_What the task requires_: Which lines hold the word "Request"? Show each of them.

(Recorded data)
============================================================

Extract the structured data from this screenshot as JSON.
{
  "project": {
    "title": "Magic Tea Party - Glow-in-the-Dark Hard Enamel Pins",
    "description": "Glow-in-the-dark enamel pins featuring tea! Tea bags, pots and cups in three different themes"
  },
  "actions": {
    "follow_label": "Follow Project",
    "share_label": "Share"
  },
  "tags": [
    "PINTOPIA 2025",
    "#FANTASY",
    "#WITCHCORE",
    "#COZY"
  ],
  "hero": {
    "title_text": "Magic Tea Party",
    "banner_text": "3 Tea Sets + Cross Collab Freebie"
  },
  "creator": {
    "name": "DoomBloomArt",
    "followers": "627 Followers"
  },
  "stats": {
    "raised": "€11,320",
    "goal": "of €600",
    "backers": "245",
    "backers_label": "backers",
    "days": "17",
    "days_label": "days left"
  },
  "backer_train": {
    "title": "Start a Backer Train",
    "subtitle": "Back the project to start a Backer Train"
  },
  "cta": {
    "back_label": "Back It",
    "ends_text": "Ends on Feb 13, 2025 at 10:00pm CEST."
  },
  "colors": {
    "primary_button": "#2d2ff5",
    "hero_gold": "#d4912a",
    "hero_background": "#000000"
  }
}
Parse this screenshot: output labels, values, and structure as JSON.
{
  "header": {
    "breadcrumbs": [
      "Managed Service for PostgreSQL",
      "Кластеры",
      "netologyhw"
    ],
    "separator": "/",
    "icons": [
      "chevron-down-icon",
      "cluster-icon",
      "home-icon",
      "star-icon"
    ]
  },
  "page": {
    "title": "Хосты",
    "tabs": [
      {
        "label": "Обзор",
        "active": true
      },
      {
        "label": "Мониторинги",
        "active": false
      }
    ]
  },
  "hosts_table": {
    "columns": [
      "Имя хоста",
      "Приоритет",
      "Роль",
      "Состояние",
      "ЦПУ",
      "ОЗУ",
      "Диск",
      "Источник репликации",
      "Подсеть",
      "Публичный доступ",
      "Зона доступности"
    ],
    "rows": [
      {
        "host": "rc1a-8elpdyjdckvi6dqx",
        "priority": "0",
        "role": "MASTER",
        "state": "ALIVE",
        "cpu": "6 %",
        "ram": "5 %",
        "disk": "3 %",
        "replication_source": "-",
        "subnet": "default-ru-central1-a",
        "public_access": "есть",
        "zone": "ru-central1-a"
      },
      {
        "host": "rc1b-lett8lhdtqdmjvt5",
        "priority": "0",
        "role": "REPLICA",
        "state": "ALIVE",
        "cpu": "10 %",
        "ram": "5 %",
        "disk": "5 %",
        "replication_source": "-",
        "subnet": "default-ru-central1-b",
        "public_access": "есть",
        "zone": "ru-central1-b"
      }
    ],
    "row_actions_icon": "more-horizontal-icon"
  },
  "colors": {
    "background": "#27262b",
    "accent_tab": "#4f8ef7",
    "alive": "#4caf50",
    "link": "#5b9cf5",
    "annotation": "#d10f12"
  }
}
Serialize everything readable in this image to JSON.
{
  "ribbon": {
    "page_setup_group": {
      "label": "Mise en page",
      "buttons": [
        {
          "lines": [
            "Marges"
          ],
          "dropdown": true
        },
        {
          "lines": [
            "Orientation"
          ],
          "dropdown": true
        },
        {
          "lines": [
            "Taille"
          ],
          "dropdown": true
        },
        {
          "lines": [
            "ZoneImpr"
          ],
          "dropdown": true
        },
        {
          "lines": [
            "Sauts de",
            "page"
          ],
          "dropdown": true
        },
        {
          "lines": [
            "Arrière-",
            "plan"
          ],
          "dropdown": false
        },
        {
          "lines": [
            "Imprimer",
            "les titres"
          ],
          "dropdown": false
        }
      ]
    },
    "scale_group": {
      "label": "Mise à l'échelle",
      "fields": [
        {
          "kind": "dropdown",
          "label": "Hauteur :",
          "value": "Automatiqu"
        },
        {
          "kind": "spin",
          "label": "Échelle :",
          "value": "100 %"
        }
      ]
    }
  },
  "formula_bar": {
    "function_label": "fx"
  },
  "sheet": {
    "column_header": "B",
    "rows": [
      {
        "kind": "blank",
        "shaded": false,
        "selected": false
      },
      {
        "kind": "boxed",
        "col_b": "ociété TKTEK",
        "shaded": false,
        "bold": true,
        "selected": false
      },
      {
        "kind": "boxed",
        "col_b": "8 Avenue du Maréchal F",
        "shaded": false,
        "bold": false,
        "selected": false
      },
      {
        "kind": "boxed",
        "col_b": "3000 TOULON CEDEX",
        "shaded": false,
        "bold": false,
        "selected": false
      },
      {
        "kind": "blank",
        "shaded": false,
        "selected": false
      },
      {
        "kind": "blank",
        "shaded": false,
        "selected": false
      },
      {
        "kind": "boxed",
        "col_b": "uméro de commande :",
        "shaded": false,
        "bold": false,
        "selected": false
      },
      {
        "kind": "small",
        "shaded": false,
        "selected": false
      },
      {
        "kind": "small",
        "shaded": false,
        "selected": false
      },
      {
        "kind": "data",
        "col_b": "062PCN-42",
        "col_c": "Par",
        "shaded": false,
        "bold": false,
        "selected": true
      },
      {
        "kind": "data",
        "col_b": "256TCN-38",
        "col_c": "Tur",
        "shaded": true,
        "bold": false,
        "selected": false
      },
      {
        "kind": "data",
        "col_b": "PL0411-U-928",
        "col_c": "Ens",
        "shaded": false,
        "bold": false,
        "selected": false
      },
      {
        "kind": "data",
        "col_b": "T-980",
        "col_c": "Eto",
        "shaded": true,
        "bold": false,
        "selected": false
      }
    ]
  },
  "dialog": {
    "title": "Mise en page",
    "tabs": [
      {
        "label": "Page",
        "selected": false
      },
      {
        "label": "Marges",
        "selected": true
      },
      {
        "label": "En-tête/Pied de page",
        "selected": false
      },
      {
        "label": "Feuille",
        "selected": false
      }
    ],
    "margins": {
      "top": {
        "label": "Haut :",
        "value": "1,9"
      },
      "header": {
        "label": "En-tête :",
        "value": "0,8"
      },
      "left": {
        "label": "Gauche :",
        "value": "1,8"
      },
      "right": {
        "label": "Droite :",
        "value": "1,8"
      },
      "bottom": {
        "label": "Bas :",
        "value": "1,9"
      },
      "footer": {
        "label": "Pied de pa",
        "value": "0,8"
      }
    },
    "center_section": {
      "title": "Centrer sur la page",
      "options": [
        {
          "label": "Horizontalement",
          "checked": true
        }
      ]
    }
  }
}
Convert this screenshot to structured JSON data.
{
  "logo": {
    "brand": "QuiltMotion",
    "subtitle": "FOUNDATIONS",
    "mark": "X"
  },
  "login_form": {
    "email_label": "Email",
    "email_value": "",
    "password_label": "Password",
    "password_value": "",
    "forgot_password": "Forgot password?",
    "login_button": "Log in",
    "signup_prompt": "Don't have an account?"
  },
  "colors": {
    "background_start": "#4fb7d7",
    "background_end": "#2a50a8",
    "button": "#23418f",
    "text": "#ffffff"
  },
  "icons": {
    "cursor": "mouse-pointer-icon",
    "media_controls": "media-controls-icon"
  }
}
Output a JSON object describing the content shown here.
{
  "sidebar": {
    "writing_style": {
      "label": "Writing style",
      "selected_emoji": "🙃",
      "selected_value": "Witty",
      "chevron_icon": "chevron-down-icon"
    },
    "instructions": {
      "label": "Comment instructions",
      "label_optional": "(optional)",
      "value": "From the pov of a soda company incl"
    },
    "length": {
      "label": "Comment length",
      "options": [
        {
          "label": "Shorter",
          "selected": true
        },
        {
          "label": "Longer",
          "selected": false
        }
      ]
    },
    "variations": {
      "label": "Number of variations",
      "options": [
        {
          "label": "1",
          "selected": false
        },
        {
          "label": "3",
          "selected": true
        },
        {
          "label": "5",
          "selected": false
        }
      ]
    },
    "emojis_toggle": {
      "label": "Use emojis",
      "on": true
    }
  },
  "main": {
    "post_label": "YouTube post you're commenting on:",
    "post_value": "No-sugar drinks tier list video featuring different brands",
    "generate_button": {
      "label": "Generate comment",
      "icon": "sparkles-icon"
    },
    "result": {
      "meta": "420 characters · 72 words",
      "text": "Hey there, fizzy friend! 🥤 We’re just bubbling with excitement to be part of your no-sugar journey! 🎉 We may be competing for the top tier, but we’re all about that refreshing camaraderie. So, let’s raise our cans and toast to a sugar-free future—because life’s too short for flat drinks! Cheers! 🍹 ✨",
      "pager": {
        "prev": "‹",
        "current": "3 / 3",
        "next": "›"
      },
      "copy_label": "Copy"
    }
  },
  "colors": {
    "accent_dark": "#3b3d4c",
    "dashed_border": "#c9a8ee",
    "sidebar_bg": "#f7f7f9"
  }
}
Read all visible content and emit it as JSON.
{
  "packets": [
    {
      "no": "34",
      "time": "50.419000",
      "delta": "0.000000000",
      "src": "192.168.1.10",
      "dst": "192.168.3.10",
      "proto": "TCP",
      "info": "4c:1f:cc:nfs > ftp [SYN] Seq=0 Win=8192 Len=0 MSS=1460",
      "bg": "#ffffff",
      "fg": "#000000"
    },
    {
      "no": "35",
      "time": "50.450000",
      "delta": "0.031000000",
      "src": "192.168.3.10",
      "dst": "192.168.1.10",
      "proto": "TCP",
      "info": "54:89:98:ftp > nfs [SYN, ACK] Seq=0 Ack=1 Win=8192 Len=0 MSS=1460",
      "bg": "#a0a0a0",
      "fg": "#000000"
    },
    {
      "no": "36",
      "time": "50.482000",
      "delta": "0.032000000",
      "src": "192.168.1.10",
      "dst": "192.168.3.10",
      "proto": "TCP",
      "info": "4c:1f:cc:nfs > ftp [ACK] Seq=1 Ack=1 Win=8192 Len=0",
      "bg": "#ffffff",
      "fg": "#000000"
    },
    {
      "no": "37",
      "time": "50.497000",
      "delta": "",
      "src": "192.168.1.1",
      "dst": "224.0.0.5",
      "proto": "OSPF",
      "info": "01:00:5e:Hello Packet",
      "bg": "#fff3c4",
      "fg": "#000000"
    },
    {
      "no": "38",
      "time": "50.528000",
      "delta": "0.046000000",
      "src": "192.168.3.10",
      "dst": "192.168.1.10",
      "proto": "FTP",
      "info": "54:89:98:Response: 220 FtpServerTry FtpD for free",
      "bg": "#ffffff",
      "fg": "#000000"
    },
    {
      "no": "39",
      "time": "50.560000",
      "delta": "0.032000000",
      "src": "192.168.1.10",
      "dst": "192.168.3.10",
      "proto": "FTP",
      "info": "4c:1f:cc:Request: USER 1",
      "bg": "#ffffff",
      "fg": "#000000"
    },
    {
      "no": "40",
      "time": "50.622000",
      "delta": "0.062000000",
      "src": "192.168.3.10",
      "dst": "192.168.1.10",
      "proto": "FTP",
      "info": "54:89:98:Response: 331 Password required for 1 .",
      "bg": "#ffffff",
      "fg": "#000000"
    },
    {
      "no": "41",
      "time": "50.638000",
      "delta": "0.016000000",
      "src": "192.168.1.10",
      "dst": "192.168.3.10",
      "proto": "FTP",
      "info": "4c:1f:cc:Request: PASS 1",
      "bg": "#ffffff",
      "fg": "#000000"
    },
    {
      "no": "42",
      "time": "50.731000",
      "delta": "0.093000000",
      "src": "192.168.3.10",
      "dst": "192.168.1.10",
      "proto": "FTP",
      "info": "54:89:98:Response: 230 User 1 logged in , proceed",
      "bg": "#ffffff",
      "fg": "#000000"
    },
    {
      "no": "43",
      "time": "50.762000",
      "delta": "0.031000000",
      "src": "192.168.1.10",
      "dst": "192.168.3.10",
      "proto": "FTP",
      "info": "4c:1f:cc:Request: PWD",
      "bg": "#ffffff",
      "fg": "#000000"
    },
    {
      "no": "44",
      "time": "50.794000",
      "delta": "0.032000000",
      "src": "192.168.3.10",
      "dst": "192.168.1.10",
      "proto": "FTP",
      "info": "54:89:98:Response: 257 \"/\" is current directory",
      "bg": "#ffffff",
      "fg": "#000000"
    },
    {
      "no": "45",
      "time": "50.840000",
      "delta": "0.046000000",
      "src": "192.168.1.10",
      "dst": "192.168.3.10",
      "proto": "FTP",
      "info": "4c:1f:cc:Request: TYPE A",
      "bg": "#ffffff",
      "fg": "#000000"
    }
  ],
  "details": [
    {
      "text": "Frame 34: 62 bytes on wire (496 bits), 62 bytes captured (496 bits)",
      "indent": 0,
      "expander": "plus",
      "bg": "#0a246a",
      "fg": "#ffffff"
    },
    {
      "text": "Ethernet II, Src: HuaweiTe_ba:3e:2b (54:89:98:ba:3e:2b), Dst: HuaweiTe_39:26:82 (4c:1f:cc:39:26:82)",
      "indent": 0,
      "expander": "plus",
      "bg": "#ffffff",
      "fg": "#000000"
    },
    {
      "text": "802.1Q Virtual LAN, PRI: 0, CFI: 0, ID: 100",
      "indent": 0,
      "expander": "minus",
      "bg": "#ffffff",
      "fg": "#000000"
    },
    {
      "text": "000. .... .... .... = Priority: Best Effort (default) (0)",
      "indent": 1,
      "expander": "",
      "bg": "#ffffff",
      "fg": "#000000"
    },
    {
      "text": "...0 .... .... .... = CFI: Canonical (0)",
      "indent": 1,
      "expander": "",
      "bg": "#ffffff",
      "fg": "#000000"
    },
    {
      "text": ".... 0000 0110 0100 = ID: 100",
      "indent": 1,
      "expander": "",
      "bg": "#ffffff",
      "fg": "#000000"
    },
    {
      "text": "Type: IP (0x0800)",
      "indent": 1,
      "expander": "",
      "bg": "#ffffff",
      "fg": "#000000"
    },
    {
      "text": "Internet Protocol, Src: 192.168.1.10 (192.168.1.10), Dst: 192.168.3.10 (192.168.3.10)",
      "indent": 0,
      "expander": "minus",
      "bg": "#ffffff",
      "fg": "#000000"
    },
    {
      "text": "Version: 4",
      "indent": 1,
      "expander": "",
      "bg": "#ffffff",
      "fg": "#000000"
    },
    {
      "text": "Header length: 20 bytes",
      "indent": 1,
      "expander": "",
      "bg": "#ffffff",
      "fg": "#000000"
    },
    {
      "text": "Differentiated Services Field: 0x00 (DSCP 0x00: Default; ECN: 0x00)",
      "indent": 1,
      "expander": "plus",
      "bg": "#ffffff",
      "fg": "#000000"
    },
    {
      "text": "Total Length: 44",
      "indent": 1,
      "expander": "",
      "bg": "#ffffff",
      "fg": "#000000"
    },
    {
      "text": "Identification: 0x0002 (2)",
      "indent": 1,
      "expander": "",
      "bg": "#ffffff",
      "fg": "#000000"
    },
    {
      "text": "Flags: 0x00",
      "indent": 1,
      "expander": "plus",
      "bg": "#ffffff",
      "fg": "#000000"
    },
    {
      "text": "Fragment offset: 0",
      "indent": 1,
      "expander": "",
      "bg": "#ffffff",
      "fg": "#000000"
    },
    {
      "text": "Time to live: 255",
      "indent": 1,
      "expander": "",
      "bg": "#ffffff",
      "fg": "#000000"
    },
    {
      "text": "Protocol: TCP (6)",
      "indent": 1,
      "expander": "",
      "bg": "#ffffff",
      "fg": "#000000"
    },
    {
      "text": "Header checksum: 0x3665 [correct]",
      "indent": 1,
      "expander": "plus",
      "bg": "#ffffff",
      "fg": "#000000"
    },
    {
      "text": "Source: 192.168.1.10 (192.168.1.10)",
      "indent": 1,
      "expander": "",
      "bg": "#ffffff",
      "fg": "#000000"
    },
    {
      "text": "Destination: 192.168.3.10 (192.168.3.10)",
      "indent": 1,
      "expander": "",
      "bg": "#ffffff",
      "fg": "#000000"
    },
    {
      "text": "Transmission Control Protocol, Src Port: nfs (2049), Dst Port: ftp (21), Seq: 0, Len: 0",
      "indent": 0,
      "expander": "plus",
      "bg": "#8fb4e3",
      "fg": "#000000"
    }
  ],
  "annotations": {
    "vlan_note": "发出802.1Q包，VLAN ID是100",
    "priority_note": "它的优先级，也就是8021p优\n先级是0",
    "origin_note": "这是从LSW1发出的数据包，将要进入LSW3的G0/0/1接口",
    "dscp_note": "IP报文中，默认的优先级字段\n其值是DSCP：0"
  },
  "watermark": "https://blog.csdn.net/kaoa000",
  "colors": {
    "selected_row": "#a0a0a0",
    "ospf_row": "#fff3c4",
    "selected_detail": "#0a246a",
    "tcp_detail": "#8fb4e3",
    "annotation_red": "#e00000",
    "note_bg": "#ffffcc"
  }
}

============================================================

_Expected output_:
      "info": "4c:1f:cc:Request: USER 1",
      "info": "4c:1f:cc:Request: PASS 1",
      "info": "4c:1f:cc:Request: PWD",
      "info": "4c:1f:cc:Request: TYPE A",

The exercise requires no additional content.